# EXERCISE PASSAGE:
* * * * * * *
Disability Mentoring Day (DMD) is the first step in MOPD’s Youth Employment Program for students with disabilities. DMD is a national effort that is coordinated locally by MOPD and the Chicago Public Schools. DMD promotes career development for students with disabilities through hands-on career exploration.
Students participate in interactive workshops that focus on resume writing, interviewing, financial literacy and understanding one's disability rights as an employee with a disability. Students also have the opportunity to learn about careers in various fields, including; computers and technology, health care, hospitality, working with animals, as well as other informational sessions offered by private companies and public sector partners.
Additionally, the event typically includes an exciting activity that is used to engage student’s interest in the workplace. Past activities include a Dressing for Success fashion show, which showcased DMD student participants modeling appropriate and affordable workplace attire.
* * * * * * *
# DATASET RECORDS:
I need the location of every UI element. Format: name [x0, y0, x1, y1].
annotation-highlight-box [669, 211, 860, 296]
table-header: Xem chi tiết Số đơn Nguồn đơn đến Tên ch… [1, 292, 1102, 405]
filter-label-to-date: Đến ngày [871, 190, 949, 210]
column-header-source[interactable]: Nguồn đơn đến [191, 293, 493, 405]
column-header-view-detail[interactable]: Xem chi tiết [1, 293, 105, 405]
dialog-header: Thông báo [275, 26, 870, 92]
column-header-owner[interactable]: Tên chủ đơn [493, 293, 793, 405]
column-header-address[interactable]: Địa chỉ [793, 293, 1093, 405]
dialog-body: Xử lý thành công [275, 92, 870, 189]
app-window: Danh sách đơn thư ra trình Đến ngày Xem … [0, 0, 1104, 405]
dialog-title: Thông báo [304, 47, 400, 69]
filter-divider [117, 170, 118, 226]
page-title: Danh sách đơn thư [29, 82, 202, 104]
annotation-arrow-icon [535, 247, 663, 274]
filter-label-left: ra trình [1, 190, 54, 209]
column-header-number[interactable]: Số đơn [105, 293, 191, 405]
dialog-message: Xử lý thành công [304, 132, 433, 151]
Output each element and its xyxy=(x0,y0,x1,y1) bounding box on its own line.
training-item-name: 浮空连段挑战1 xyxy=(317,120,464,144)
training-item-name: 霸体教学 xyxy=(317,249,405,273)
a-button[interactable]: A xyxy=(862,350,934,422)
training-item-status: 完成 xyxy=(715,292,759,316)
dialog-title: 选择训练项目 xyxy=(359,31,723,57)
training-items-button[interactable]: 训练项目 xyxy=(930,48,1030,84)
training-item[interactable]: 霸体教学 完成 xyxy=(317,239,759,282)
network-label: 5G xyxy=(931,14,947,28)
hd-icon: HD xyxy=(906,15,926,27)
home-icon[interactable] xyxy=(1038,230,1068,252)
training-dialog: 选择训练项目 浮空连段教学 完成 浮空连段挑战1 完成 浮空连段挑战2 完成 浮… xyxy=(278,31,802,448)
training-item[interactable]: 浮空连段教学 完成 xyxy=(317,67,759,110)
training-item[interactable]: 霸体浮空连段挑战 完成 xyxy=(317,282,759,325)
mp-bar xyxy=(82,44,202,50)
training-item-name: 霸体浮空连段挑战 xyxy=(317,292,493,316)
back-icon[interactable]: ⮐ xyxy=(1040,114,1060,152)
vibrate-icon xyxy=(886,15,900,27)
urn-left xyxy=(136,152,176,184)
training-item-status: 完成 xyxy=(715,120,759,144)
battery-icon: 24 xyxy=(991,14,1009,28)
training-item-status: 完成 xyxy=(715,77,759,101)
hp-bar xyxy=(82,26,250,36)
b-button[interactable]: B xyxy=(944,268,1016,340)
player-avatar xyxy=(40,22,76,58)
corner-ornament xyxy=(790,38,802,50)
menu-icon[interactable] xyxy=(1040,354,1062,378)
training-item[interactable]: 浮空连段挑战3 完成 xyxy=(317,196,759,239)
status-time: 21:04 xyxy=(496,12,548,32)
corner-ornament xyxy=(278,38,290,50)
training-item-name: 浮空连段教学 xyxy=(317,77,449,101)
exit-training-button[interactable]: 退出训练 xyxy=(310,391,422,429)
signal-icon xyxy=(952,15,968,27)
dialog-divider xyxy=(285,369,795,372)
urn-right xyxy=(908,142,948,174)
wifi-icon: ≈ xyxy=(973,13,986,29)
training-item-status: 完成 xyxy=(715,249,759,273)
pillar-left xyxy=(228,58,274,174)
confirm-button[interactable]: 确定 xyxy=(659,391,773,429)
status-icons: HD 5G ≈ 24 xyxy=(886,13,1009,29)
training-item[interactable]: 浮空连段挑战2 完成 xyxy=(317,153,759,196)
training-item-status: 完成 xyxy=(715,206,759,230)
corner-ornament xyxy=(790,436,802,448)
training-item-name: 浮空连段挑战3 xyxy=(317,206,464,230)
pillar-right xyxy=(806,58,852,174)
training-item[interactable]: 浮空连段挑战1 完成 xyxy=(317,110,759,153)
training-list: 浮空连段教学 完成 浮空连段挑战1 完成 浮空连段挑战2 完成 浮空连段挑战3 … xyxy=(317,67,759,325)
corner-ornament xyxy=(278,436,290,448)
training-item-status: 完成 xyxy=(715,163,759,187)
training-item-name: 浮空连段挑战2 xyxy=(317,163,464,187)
* * * * * * *
# TRY IT:
From the Disability Mentoring Day passage, extract verbatim the stretch from "Students participate in" through "affordable workplace attire.".

# EXERCISE ANSWER:
Students participate in interactive workshops that focus on resume writing, interviewing, financial literacy and understanding one's disability rights as an employee with a disability. Students also have the opportunity to learn about careers in various fields, including; computers and technology, health care, hospitality, working with animals, as well as other informational sessions offered by private companies and public sector partners.
Additionally, the event typically includes an exciting activity that is used to engage student’s interest in the workplace. Past activities include a Dressing for Success fashion show, which showcased DMD student participants modeling appropriate and affordable workplace attire.